- [WHAT TO WORK ON]
Below is a set of records. Repeat all of them exactly.

- [Dataset listings of figures]
=-=-=

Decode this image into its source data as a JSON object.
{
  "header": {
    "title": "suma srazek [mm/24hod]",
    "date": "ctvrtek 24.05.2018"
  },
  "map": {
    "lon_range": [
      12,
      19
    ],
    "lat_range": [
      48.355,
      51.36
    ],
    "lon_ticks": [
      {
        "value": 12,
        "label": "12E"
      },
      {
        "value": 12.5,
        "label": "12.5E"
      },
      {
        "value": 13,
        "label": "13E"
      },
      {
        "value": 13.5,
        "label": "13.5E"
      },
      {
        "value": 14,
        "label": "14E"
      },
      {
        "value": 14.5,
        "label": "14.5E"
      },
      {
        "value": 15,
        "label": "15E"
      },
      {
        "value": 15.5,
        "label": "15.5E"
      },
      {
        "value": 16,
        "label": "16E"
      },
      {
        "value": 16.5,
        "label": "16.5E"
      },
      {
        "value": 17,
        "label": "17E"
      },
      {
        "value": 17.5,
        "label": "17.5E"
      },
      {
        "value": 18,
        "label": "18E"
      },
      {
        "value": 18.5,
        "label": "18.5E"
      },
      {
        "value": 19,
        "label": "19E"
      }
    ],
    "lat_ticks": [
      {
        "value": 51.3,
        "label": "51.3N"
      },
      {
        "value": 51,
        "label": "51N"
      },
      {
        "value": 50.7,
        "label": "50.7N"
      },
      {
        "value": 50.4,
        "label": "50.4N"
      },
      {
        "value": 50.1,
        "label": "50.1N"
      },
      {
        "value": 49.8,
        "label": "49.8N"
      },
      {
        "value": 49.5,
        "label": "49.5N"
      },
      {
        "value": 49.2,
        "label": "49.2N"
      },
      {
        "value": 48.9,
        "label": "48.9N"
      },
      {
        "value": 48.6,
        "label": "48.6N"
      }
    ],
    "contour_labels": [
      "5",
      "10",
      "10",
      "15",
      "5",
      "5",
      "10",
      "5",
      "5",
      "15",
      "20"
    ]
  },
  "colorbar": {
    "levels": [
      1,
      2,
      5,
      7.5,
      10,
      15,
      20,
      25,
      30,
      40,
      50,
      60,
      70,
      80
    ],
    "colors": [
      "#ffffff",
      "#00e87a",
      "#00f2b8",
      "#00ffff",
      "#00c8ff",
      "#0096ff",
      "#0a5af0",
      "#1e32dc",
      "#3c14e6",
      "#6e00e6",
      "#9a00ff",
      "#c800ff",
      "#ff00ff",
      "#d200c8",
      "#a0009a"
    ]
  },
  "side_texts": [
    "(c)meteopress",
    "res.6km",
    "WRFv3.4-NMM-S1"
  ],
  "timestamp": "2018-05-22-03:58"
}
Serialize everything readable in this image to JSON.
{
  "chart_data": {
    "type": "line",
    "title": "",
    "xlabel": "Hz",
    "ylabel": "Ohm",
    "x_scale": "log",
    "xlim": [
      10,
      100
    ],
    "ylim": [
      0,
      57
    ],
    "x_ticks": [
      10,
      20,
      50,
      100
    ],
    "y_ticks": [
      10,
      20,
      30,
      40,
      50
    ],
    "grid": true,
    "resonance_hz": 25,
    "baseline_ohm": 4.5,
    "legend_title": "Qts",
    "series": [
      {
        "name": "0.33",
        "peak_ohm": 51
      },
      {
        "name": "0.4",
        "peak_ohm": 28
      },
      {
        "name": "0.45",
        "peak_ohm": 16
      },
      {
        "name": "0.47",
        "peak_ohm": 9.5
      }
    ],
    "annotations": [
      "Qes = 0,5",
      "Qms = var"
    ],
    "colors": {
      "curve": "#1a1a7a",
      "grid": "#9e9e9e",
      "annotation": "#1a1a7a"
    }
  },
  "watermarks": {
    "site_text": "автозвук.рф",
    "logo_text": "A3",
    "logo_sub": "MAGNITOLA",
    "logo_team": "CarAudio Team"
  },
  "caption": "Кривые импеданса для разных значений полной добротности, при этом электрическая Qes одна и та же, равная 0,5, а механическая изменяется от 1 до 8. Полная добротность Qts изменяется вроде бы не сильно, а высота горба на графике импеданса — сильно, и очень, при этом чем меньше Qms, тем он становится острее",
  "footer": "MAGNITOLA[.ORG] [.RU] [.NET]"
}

=-=-=

- [RESULT OF THIS TASK]
Decode this image into its source data as a JSON object.
{
  "header": {
    "title": "suma srazek [mm/24hod]",
    "date": "ctvrtek 24.05.2018"
  },
  "map": {
    "lon_range": [
      12,
      19
    ],
    "lat_range": [
      48.355,
      51.36
    ],
    "lon_ticks": [
      {
        "value": 12,
        "label": "12E"
      },
      {
        "value": 12.5,
        "label": "12.5E"
      },
      {
        "value": 13,
        "label": "13E"
      },
      {
        "value": 13.5,
        "label": "13.5E"
      },
      {
        "value": 14,
        "label": "14E"
      },
      {
        "value": 14.5,
        "label": "14.5E"
      },
      {
        "value": 15,
        "label": "15E"
      },
      {
        "value": 15.5,
        "label": "15.5E"
      },
      {
        "value": 16,
        "label": "16E"
      },
      {
        "value": 16.5,
        "label": "16.5E"
      },
      {
        "value": 17,
        "label": "17E"
      },
      {
        "value": 17.5,
        "label": "17.5E"
      },
      {
        "value": 18,
        "label": "18E"
      },
      {
        "value": 18.5,
        "label": "18.5E"
      },
      {
        "value": 19,
        "label": "19E"
      }
    ],
    "lat_ticks": [
      {
        "value": 51.3,
        "label": "51.3N"
      },
      {
        "value": 51,
        "label": "51N"
      },
      {
        "value": 50.7,
        "label": "50.7N"
      },
      {
        "value": 50.4,
        "label": "50.4N"
      },
      {
        "value": 50.1,
        "label": "50.1N"
      },
      {
        "value": 49.8,
        "label": "49.8N"
      },
      {
        "value": 49.5,
        "label": "49.5N"
      },
      {
        "value": 49.2,
        "label": "49.2N"
      },
      {
        "value": 48.9,
        "label": "48.9N"
      },
      {
        "value": 48.6,
        "label": "48.6N"
      }
    ],
    "contour_labels": [
      "5",
      "10",
      "10",
      "15",
      "5",
      "5",
      "10",
      "5",
      "5",
      "15",
      "20"
    ]
  },
  "colorbar": {
    "levels": [
      1,
      2,
      5,
      7.5,
      10,
      15,
      20,
      25,
      30,
      40,
      50,
      60,
      70,
      80
    ],
    "colors": [
      "#ffffff",
      "#00e87a",
      "#00f2b8",
      "#00ffff",
      "#00c8ff",
      "#0096ff",
      "#0a5af0",
      "#1e32dc",
      "#3c14e6",
      "#6e00e6",
      "#9a00ff",
      "#c800ff",
      "#ff00ff",
      "#d200c8",
      "#a0009a"
    ]
  },
  "side_texts": [
    "(c)meteopress",
    "res.6km",
    "WRFv3.4-NMM-S1"
  ],
  "timestamp": "2018-05-22-03:58"
}
Serialize everything readable in this image to JSON.
{
  "chart_data": {
    "type": "line",
    "title": "",
    "xlabel": "Hz",
    "ylabel": "Ohm",
    "x_scale": "log",
    "xlim": [
      10,
      100
    ],
    "ylim": [
      0,
      57
    ],
    "x_ticks": [
      10,
      20,
      50,
      100
    ],
    "y_ticks": [
      10,
      20,
      30,
      40,
      50
    ],
    "grid": true,
    "resonance_hz": 25,
    "baseline_ohm": 4.5,
    "legend_title": "Qts",
    "series": [
      {
        "name": "0.33",
        "peak_ohm": 51
      },
      {
        "name": "0.4",
        "peak_ohm": 28
      },
      {
        "name": "0.45",
        "peak_ohm": 16
      },
      {
        "name": "0.47",
        "peak_ohm": 9.5
      }
    ],
    "annotations": [
      "Qes = 0,5",
      "Qms = var"
    ],
    "colors": {
      "curve": "#1a1a7a",
      "grid": "#9e9e9e",
      "annotation": "#1a1a7a"
    }
  },
  "watermarks": {
    "site_text": "автозвук.рф",
    "logo_text": "A3",
    "logo_sub": "MAGNITOLA",
    "logo_team": "CarAudio Team"
  },
  "caption": "Кривые импеданса для разных значений полной добротности, при этом электрическая Qes одна и та же, равная 0,5, а механическая изменяется от 1 до 8. Полная добротность Qts изменяется вроде бы не сильно, а высота горба на графике импеданса — сильно, и очень, при этом чем меньше Qms, тем он становится острее",
  "footer": "MAGNITOLA[.ORG] [.RU] [.NET]"
}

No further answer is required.